**PROBLEM DETAILS**
Search the data for the string "江南丘陵" and extract every line where it appears.

**Records from a collection**

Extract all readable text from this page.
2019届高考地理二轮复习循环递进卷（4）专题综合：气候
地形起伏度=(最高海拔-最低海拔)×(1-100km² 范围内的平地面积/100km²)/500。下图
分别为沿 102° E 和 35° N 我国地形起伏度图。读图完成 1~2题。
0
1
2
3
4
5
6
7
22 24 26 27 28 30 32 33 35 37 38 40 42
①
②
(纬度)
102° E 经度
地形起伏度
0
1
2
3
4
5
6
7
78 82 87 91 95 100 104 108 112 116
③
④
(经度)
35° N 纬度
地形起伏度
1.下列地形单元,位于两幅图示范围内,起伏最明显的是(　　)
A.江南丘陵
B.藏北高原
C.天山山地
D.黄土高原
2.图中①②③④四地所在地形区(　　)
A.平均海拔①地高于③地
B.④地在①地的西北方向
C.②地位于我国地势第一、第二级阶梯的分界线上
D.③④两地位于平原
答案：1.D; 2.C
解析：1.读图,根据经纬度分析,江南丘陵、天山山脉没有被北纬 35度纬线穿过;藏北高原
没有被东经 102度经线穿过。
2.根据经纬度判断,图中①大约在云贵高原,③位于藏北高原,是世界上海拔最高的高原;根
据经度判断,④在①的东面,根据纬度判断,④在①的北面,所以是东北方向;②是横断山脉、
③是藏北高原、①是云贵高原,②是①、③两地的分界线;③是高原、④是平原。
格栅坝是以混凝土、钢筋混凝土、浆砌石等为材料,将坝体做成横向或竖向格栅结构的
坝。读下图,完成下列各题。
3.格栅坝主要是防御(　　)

**TASK RESPONSE**
A.江南丘陵
解析：1.读图,根据经纬度分析,江南丘陵、天山山脉没有被北纬 35度纬线穿过;藏北高原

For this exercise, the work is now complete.